··· ENTRIES SHOWN
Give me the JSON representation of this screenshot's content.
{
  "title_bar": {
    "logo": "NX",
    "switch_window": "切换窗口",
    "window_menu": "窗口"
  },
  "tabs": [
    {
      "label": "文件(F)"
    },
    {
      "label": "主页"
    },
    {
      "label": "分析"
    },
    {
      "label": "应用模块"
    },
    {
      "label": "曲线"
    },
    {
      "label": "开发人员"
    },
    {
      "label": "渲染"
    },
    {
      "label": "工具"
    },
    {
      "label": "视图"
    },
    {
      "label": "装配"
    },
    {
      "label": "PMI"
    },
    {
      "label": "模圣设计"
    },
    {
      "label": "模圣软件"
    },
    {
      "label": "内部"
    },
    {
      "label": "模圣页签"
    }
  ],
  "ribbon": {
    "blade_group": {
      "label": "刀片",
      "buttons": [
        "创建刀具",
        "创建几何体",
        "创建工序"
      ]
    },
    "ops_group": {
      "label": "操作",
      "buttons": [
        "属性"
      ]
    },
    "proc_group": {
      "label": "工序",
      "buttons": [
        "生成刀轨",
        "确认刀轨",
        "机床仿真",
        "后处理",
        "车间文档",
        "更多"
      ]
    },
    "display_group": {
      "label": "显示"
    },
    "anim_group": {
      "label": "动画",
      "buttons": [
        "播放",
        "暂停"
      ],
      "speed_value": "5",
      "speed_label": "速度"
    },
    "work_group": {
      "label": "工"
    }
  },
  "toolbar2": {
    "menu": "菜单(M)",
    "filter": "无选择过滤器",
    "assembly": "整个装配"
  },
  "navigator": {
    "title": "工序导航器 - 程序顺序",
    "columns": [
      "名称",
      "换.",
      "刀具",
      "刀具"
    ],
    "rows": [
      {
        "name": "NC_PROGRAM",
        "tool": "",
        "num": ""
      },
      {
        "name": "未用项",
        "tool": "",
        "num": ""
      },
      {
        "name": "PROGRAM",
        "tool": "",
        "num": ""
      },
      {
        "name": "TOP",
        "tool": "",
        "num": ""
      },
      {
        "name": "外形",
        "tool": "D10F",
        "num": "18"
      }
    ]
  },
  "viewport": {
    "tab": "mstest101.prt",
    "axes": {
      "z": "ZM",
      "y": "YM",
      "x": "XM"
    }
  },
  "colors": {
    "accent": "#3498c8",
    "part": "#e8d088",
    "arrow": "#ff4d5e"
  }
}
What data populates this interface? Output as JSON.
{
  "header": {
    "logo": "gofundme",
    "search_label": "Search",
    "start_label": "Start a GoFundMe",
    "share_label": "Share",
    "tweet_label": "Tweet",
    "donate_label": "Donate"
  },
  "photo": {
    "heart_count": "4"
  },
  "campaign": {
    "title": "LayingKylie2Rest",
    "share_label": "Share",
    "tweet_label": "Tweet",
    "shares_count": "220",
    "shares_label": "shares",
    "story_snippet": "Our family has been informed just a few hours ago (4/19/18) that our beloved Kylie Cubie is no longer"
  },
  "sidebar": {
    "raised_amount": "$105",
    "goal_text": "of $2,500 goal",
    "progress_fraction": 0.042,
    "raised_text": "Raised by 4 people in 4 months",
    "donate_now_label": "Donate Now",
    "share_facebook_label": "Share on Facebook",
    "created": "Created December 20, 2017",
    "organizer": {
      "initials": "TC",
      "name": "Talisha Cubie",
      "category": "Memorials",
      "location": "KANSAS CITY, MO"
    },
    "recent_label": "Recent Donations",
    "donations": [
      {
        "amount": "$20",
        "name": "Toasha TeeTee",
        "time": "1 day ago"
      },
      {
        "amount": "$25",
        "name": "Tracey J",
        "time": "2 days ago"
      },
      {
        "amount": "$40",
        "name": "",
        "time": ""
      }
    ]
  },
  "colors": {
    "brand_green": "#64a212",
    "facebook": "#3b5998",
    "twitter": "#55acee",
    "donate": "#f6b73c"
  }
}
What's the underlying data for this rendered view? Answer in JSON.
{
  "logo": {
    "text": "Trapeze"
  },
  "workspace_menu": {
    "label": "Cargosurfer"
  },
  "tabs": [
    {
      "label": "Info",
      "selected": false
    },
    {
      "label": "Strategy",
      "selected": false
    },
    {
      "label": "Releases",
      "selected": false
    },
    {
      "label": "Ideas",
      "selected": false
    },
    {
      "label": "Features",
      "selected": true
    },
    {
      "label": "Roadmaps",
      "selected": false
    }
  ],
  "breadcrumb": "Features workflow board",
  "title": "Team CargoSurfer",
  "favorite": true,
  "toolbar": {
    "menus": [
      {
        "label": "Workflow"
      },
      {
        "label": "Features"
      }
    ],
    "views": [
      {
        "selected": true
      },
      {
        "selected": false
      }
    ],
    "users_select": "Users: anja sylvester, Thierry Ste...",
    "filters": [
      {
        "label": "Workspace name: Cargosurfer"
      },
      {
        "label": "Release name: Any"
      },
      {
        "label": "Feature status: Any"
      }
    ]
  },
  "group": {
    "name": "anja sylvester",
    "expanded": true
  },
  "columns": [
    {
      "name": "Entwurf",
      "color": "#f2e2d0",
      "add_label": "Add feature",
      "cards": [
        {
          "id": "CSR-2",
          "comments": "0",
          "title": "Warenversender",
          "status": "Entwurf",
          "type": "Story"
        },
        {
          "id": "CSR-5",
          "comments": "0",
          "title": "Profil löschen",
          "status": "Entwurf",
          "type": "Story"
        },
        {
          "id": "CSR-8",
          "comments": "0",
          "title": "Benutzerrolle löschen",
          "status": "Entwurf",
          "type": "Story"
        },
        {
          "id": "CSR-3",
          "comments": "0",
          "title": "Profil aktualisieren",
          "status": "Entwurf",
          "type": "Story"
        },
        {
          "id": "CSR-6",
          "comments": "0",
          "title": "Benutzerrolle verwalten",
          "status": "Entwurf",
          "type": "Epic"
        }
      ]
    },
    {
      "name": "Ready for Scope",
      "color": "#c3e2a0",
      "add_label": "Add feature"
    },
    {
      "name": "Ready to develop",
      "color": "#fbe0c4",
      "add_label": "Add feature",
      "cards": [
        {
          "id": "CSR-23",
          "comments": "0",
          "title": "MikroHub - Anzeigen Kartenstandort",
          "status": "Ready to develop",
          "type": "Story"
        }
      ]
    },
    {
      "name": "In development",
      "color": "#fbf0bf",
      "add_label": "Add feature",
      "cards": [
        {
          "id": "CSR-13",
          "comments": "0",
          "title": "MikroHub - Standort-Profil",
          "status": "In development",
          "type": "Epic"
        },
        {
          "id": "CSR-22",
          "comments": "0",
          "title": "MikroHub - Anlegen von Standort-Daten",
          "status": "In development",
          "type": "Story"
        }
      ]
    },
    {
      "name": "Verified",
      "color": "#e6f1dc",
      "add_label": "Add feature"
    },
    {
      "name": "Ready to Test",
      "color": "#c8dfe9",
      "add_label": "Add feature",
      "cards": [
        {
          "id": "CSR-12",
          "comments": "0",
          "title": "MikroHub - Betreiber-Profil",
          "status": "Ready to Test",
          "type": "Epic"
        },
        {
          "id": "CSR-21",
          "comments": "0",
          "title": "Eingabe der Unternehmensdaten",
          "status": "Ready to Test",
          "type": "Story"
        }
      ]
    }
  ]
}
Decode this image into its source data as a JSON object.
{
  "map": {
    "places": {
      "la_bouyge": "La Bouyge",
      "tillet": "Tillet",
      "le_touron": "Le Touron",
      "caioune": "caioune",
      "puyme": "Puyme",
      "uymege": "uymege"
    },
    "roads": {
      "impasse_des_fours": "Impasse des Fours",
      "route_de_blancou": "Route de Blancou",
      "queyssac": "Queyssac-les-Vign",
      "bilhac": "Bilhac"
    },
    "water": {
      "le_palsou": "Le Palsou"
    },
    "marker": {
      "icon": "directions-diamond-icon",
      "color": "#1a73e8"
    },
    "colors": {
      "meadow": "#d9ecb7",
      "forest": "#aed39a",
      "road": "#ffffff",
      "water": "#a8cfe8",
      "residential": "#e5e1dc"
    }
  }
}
······
> WHAT YOU NEED TO DO
Return precisely the lines of the records, starting with the line that holds "Decode this image" and ending with the last one.

> WRITTEN RESPONSE
Decode this image into its source data as a JSON object.
{
  "map": {
    "places": {
      "la_bouyge": "La Bouyge",
      "tillet": "Tillet",
      "le_touron": "Le Touron",
      "caioune": "caioune",
      "puyme": "Puyme",
      "uymege": "uymege"
    },
    "roads": {
      "impasse_des_fours": "Impasse des Fours",
      "route_de_blancou": "Route de Blancou",
      "queyssac": "Queyssac-les-Vign",
      "bilhac": "Bilhac"
    },
    "water": {
      "le_palsou": "Le Palsou"
    },
    "marker": {
      "icon": "directions-diamond-icon",
      "color": "#1a73e8"
    },
    "colors": {
      "meadow": "#d9ecb7",
      "forest": "#aed39a",
      "road": "#ffffff",
      "water": "#a8cfe8",
      "residential": "#e5e1dc"
    }
  }
}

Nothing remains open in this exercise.